Data records:
>> Begin

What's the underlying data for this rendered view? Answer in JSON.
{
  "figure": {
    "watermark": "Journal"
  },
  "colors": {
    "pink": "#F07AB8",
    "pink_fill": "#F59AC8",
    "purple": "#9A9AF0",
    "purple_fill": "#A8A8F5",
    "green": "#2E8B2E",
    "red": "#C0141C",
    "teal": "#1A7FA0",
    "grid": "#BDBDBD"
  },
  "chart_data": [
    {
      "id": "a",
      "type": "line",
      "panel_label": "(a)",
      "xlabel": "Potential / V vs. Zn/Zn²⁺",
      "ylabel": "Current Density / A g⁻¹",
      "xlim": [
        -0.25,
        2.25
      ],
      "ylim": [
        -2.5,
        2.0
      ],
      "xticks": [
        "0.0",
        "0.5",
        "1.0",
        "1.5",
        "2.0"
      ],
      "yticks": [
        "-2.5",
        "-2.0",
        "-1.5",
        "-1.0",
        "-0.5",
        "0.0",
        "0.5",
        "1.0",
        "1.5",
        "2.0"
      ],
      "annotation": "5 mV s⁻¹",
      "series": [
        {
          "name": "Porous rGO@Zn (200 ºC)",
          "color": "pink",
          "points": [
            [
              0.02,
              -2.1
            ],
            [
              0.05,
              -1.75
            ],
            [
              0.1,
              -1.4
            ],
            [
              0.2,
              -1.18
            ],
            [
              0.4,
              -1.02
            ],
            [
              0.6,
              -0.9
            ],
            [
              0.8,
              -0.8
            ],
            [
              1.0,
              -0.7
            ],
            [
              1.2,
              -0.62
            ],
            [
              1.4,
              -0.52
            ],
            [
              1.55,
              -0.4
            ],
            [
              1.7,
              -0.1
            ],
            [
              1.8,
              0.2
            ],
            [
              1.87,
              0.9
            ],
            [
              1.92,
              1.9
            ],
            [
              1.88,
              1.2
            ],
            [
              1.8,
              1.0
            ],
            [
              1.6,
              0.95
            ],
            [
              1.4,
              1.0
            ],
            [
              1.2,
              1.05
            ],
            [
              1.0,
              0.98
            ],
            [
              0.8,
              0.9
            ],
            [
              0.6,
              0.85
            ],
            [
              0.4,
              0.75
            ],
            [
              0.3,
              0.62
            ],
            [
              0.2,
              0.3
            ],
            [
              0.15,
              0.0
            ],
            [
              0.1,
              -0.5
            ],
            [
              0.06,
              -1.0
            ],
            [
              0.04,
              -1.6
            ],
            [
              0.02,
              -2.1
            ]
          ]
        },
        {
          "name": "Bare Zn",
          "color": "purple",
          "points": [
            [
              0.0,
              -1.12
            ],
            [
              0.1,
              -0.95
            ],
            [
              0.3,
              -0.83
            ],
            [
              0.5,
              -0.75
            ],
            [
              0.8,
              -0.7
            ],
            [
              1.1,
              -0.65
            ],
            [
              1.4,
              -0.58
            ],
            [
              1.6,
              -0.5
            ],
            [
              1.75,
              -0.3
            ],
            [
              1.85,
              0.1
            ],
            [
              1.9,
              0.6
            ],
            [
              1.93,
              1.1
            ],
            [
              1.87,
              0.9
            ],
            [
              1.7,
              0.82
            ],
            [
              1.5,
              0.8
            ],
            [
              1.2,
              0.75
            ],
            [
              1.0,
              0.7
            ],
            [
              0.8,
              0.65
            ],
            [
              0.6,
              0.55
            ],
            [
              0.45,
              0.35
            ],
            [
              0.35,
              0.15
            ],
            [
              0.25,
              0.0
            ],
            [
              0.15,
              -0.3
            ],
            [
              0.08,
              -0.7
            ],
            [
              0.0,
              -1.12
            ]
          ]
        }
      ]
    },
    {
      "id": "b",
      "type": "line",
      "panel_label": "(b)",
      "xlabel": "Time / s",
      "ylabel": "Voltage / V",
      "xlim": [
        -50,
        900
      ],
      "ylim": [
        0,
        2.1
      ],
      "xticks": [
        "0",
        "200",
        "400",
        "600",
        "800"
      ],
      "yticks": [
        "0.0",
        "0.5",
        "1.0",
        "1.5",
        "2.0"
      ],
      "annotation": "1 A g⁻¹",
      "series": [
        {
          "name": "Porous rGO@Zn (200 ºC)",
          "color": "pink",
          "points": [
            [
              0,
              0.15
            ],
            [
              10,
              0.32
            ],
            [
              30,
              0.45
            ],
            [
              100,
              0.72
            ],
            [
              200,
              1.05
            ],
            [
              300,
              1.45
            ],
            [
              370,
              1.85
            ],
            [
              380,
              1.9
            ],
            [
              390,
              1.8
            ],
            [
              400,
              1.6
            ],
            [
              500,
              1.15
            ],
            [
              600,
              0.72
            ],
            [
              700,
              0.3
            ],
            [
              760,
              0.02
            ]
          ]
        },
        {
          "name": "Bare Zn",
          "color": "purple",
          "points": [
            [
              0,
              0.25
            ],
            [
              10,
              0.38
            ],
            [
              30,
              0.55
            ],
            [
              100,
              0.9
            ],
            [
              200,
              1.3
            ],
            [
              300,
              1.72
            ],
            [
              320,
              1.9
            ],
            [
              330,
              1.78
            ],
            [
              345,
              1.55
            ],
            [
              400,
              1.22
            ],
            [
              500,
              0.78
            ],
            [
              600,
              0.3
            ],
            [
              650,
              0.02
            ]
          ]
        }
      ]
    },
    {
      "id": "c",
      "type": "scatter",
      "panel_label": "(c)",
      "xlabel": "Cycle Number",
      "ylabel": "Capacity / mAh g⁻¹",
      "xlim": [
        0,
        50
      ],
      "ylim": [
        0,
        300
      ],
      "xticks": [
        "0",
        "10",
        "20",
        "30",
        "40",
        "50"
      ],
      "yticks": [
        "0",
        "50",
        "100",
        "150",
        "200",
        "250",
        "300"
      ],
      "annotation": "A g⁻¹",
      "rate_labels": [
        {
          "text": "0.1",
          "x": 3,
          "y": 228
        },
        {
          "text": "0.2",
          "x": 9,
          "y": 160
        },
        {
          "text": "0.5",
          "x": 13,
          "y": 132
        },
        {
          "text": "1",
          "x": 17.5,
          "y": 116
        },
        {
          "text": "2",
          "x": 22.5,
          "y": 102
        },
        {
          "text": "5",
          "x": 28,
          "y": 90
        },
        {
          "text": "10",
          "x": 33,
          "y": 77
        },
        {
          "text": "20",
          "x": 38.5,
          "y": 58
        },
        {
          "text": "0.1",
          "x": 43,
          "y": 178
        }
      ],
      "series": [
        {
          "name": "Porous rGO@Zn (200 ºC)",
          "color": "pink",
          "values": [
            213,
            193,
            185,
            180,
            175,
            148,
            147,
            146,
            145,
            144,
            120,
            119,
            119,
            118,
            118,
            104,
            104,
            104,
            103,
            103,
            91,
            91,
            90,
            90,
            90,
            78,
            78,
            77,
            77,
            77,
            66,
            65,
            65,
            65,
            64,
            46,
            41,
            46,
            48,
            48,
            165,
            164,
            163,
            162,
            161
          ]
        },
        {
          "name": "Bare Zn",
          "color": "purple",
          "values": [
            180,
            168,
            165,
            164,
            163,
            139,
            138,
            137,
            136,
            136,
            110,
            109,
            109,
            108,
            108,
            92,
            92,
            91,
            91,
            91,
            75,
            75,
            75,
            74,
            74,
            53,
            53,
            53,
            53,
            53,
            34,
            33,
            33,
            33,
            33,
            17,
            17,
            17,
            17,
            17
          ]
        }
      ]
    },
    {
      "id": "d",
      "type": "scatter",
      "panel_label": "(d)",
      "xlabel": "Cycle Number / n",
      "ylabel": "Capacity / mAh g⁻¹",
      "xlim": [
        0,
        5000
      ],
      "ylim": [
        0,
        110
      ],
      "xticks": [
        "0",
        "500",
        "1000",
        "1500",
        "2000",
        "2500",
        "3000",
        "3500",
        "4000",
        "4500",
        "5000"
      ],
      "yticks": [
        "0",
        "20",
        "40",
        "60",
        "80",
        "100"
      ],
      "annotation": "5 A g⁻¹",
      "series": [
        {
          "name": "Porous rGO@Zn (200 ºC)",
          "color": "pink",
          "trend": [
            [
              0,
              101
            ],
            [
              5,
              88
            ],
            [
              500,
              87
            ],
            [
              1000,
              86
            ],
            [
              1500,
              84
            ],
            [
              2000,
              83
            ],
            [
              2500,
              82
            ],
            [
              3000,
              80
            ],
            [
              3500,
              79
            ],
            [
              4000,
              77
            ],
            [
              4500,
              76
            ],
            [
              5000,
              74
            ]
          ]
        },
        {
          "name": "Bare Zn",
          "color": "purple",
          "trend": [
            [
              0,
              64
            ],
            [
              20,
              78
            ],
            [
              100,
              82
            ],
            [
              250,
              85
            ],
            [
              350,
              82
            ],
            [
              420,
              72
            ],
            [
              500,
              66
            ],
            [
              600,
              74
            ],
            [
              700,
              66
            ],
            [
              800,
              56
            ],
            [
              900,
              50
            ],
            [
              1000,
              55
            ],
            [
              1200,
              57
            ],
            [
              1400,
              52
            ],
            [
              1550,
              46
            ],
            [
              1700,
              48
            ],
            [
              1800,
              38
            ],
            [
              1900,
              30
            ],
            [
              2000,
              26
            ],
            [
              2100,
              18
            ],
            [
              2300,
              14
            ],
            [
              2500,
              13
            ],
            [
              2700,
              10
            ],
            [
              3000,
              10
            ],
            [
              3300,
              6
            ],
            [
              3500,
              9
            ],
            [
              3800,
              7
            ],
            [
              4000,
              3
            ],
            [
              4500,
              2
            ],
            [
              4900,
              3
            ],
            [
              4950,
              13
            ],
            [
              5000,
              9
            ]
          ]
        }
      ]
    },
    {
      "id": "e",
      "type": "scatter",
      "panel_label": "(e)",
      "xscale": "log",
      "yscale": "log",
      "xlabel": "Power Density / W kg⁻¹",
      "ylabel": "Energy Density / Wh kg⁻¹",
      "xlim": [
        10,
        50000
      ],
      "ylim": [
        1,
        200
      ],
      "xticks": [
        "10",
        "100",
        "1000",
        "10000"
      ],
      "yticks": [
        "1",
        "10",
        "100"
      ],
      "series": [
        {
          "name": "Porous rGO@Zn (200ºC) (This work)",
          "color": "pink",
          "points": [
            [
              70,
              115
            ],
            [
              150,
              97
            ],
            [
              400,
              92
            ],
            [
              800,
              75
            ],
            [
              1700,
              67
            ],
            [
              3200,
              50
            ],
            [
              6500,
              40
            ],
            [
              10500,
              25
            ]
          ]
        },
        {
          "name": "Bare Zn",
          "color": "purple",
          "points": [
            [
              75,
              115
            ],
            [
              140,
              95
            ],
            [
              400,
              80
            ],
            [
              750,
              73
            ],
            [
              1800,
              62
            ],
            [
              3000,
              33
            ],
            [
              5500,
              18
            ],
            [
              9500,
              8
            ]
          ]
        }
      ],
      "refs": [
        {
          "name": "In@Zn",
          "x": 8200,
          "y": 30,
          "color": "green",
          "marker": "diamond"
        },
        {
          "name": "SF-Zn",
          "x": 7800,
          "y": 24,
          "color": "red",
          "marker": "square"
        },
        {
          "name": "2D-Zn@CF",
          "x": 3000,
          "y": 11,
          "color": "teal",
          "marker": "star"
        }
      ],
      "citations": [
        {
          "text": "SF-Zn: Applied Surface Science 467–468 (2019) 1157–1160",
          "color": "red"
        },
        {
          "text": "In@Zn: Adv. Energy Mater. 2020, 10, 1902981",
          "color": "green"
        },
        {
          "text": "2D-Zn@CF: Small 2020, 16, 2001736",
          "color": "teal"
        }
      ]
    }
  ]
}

>> End

Wherever "green" shows up in a line, copy that line.

    "green": "#2E8B2E",
          "color": "green",
          "color": "green"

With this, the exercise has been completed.